[Exercise instructions]: Without the pictures, set down the records below word for word.

++++ Given data

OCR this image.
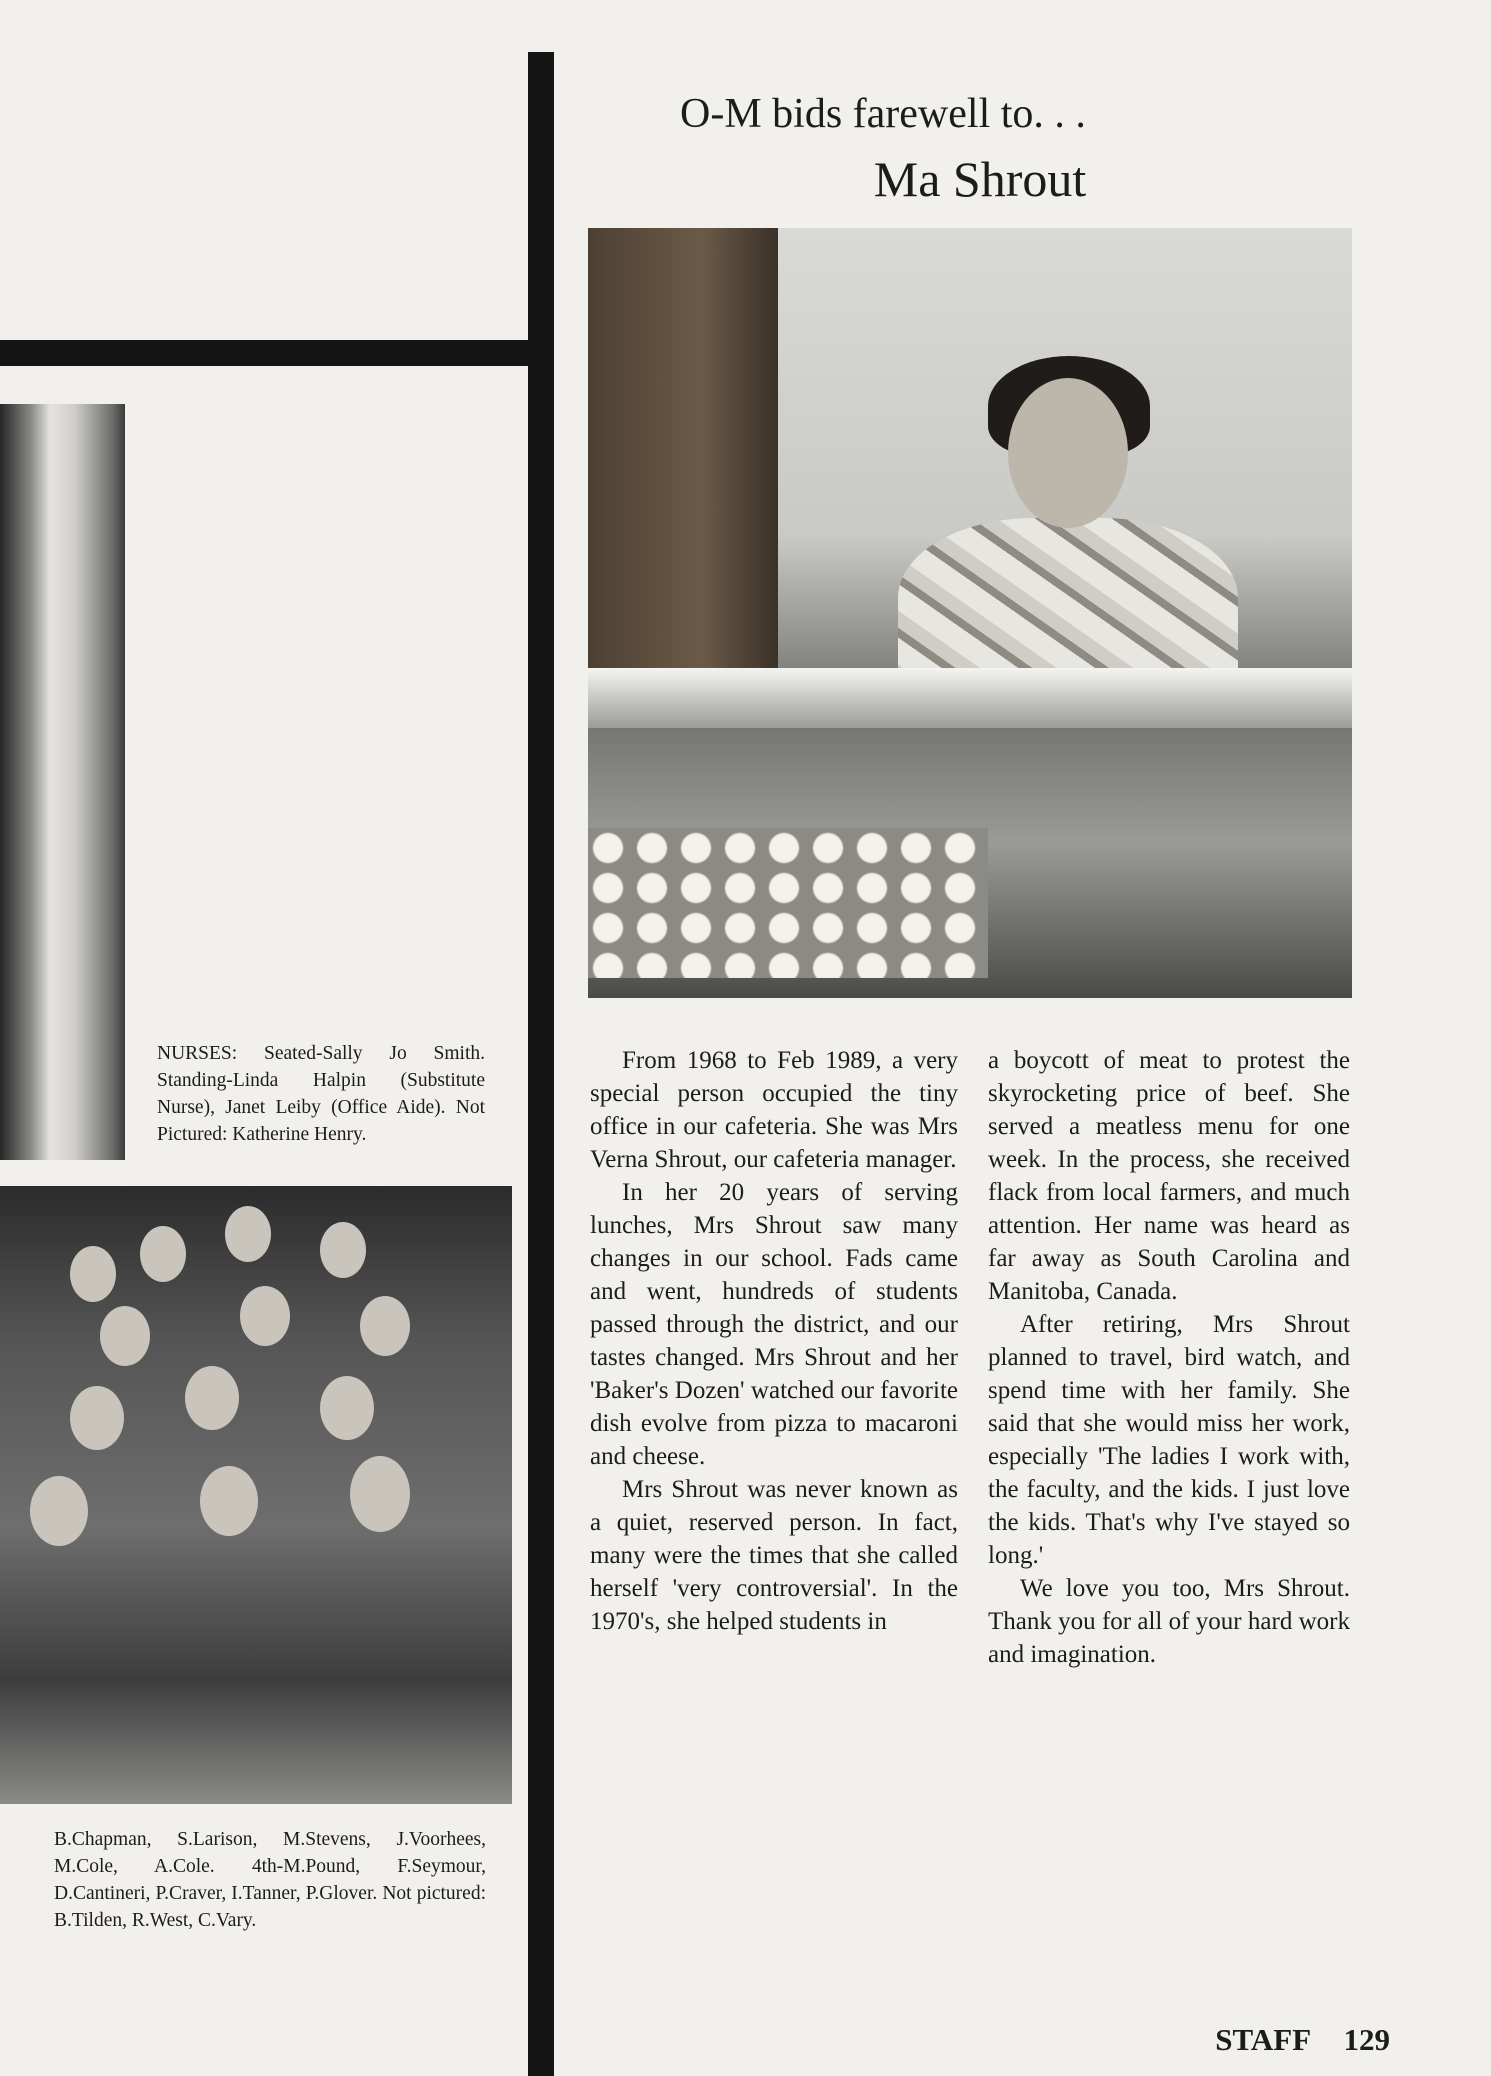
O-M bids farewell to. . .
Ma Shrout
NURSES: Seated-Sally Jo Smith. Standing-Linda Halpin (Substitute Nurse), Janet Leiby (Office Aide). Not Pictured: Katherine Henry.
B.Chapman, S.Larison, M.Stevens, J.Voorhees, M.Cole, A.Cole. 4th-M.Pound, F.Seymour, D.Cantineri, P.Craver, I.Tanner, P.Glover. Not pictured: B.Tilden, R.West, C.Vary.

From 1968 to Feb 1989, a very special person occupied the tiny office in our cafeteria. She was Mrs Verna Shrout, our cafeteria manager.

In her 20 years of serving lunches, Mrs Shrout saw many changes in our school. Fads came and went, hundreds of students passed through the district, and our tastes changed. Mrs Shrout and her 'Baker's Dozen' watched our favorite dish evolve from pizza to macaroni and cheese.

Mrs Shrout was never known as a quiet, reserved person. In fact, many were the times that she called herself 'very controversial'. In the 1970's, she helped students in

a boycott of meat to protest the skyrocketing price of beef. She served a meatless menu for one week. In the process, she received flack from local farmers, and much attention. Her name was heard as far away as South Carolina and Manitoba, Canada.

After retiring, Mrs Shrout planned to travel, bird watch, and spend time with her family. She said that she would miss her work, especially 'The ladies I work with, the faculty, and the kids. I just love the kids. That's why I've stayed so long.'

We love you too, Mrs Shrout. Thank you for all of your hard work and imagination.

STAFF 129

++++++++

[The response]:
OCR this image.
O-M bids farewell to. . .
Ma Shrout
NURSES: Seated-Sally Jo Smith. Standing-Linda Halpin (Substitute Nurse), Janet Leiby (Office Aide). Not Pictured: Katherine Henry.
B.Chapman, S.Larison, M.Stevens, J.Voorhees, M.Cole, A.Cole. 4th-M.Pound, F.Seymour, D.Cantineri, P.Craver, I.Tanner, P.Glover. Not pictured: B.Tilden, R.West, C.Vary.

From 1968 to Feb 1989, a very special person occupied the tiny office in our cafeteria. She was Mrs Verna Shrout, our cafeteria manager.

In her 20 years of serving lunches, Mrs Shrout saw many changes in our school. Fads came and went, hundreds of students passed through the district, and our tastes changed. Mrs Shrout and her 'Baker's Dozen' watched our favorite dish evolve from pizza to macaroni and cheese.

Mrs Shrout was never known as a quiet, reserved person. In fact, many were the times that she called herself 'very controversial'. In the 1970's, she helped students in

a boycott of meat to protest the skyrocketing price of beef. She served a meatless menu for one week. In the process, she received flack from local farmers, and much attention. Her name was heard as far away as South Carolina and Manitoba, Canada.

After retiring, Mrs Shrout planned to travel, bird watch, and spend time with her family. She said that she would miss her work, especially 'The ladies I work with, the faculty, and the kids. I just love the kids. That's why I've stayed so long.'

We love you too, Mrs Shrout. Thank you for all of your hard work and imagination.

STAFF 129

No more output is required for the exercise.